◆ Problem requirements ◆
Find the lines that contain the word "like" and copy each one.

◆ Supplied records ◆
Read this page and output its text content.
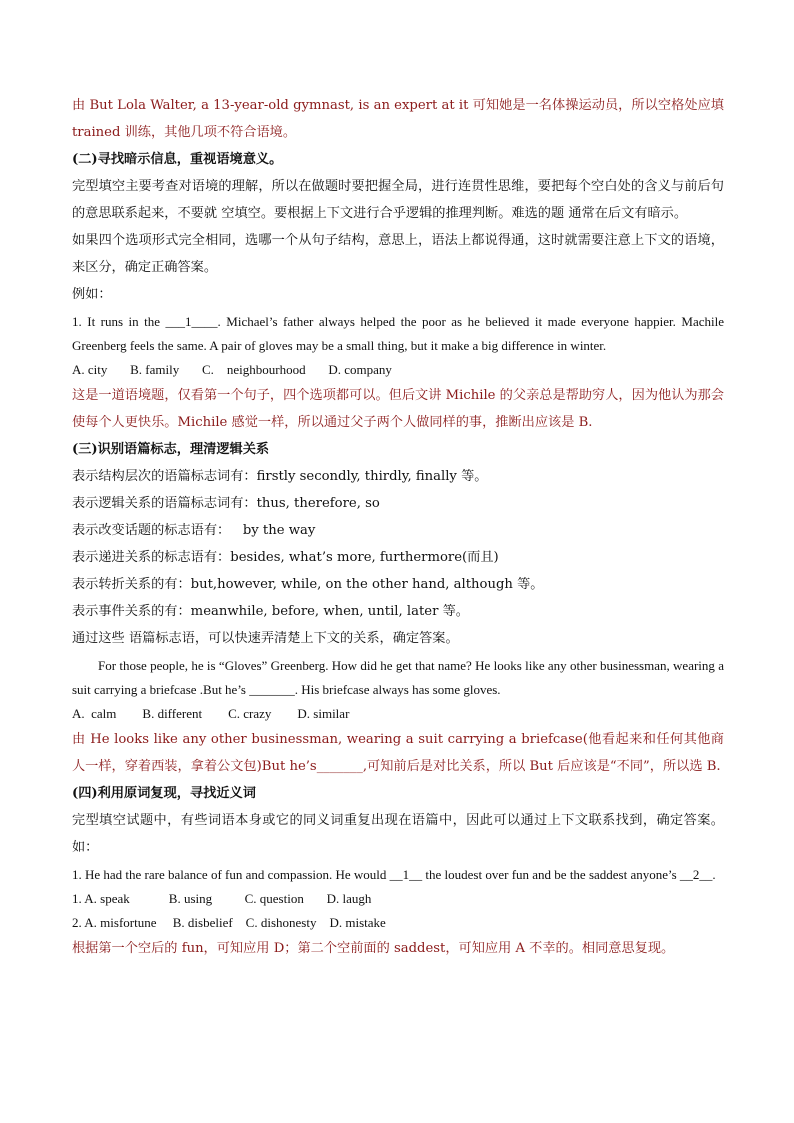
由 But Lola Walter, a 13-year-old gymnast, is an expert at it 可知她是一名体操运动员，所以空格处应填 trained 训练，其他几项不符合语境。

(二)寻找暗示信息，重视语境意义。

完型填空主要考查对语境的理解，所以在做题时要把握全局，进行连贯性思维，要把每个空白处的含义与前后句的意思联系起来，不要就 空填空。要根据上下文进行合乎逻辑的推理判断。难选的题 通常在后文有暗示。

如果四个选项形式完全相同，选哪一个从句子结构，意思上，语法上都说得通，这时就需要注意上下文的语境，来区分，确定正确答案。

例如：

1. It runs in the ___1____. Michael’s father always helped the poor as he believed it made everyone happier. Machile Greenberg feels the same. A pair of gloves may be a small thing, but it make a big difference in winter.

A. city       B. family       C.    neighbourhood       D. company

这是一道语境题，仅看第一个句子，四个选项都可以。但后文讲 Michile 的父亲总是帮助穷人，因为他认为那会使每个人更快乐。Michile 感觉一样，所以通过父子两个人做同样的事，推断出应该是 B.

(三)识别语篇标志，理清逻辑关系

表示结构层次的语篇标志词有：firstly secondly, thirdly, finally 等。

表示逻辑关系的语篇标志词有：thus, therefore, so

表示改变话题的标志语有：   by the way

表示递进关系的标志语有：besides, what’s more, furthermore(而且)

表示转折关系的有：but,however, while, on the other hand, although 等。

表示事件关系的有：meanwhile, before, when, until, later 等。

通过这些 语篇标志语，可以快速弄清楚上下文的关系，确定答案。

For those people, he is “Gloves” Greenberg. How did he get that name? He looks like any other businessman, wearing a suit carrying a briefcase .But he’s _______. His briefcase always has some gloves.

A.  calm        B. different        C. crazy        D. similar

由 He looks like any other businessman, wearing a suit carrying a briefcase(他看起来和任何其他商人一样，穿着西装，拿着公文包)But he’s_______,可知前后是对比关系，所以 But 后应该是“不同”，所以选 B.

(四)利用原词复现，寻找近义词

完型填空试题中，有些词语本身或它的同义词重复出现在语篇中，因此可以通过上下文联系找到，确定答案。如：

1. He had the rare balance of fun and compassion. He would __1__ the loudest over fun and be the saddest anyone’s __2__.

1. A. speak            B. using          C. question       D. laugh

2. A. misfortune     B. disbelief    C. dishonesty    D. mistake

根据第一个空后的 fun，可知应用 D；第二个空前面的 saddest，可知应用 A 不幸的。相同意思复现。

◆ Exercise result ◆
For those people, he is “Gloves” Greenberg. How did he get that name? He looks like any other businessman, wearing a suit carrying a briefcase .But he’s _______. His briefcase always has some gloves.
由 He looks like any other businessman, wearing a suit carrying a briefcase(他看起来和任何其他商人一样，穿着西装，拿着公文包)But he’s_______,可知前后是对比关系，所以 But 后应该是“不同”，所以选 B.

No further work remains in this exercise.